In the data below, which lines hold the word "inte"? Copy them.

### EXTRACTED ENTRIES

#####

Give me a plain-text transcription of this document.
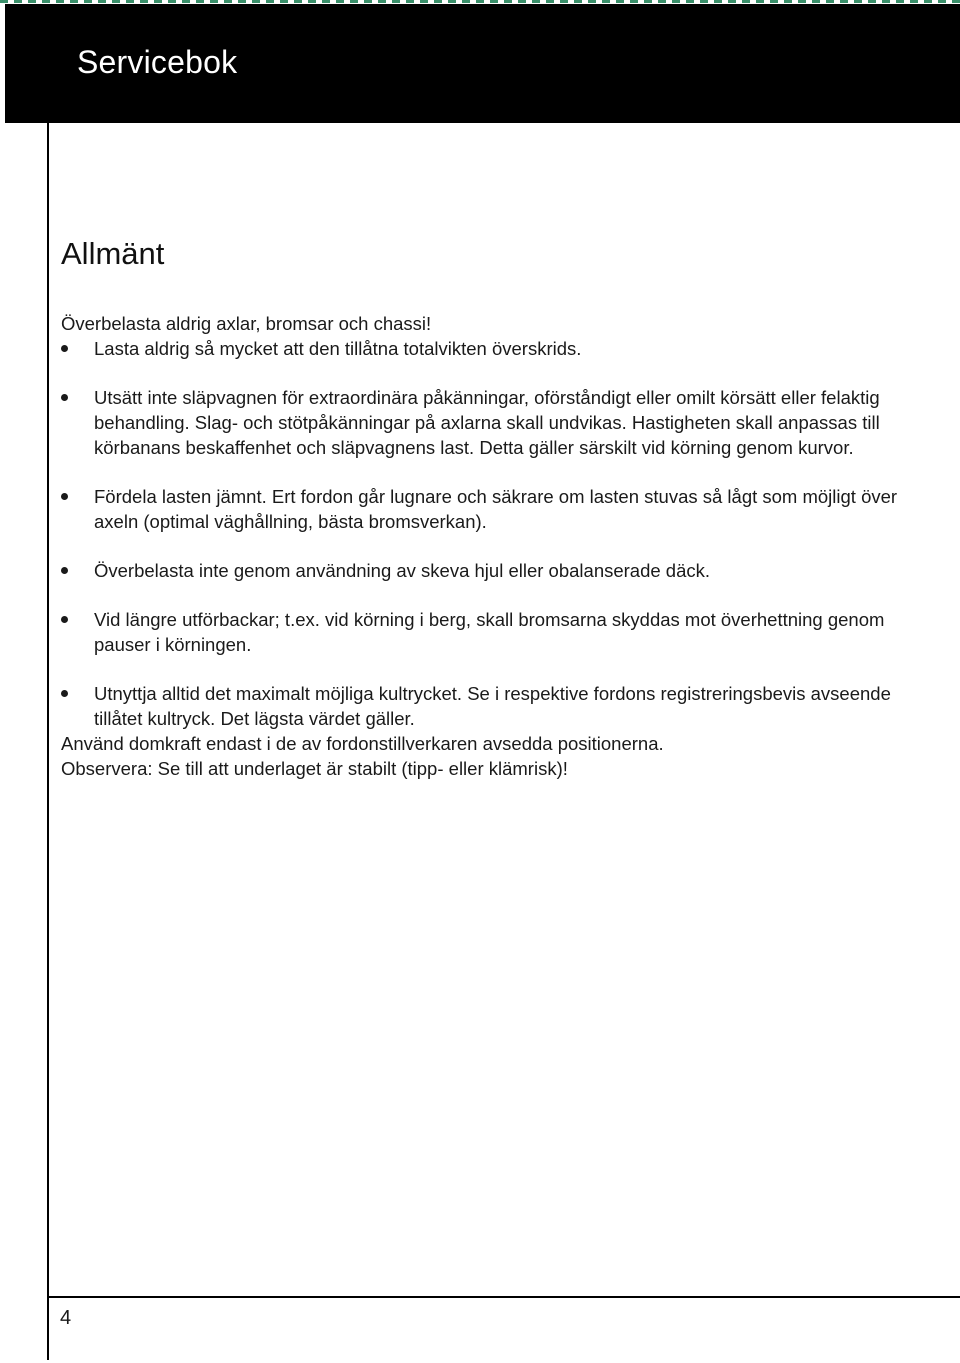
Servicebok
Allmänt

Överbelasta aldrig axlar, bromsar och chassi!

Lasta aldrig så mycket att den tillåtna totalvikten överskrids.
Utsätt inte släpvagnen för extraordinära påkänningar, oförståndigt eller omilt körsätt eller felaktig behandling. Slag- och stötpåkänningar på axlarna skall undvikas. Hastigheten skall anpassas till körbanans beskaffenhet och släpvagnens last. Detta gäller särskilt vid körning genom kurvor.
Fördela lasten jämnt. Ert fordon går lugnare och säkrare om lasten stuvas så lågt som möjligt över axeln (optimal väghållning, bästa bromsverkan).
Överbelasta inte genom användning av skeva hjul eller obalanserade däck.
Vid längre utförbackar; t.ex. vid körning i berg, skall bromsarna skyddas mot överhettning genom pauser i körningen.
Utnyttja alltid det maximalt möjliga kultrycket. Se i respektive fordons registreringsbevis avseende tillåtet kultryck. Det lägsta värdet gäller.

Använd domkraft endast i de av fordonstillverkaren avsedda positionerna.

Observera: Se till att underlaget är stabilt (tipp- eller klämrisk)!

4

#####

### EXERCISE RESULT
Utsätt inte släpvagnen för extraordinära påkänningar, oförståndigt eller omilt körsätt eller felaktig behandling. Slag- och stötpåkänningar på axlarna skall undvikas. Hastigheten skall anpassas till körbanans beskaffenhet och släpvagnens last. Detta gäller särskilt vid körning genom kurvor.
Överbelasta inte genom användning av skeva hjul eller obalanserade däck.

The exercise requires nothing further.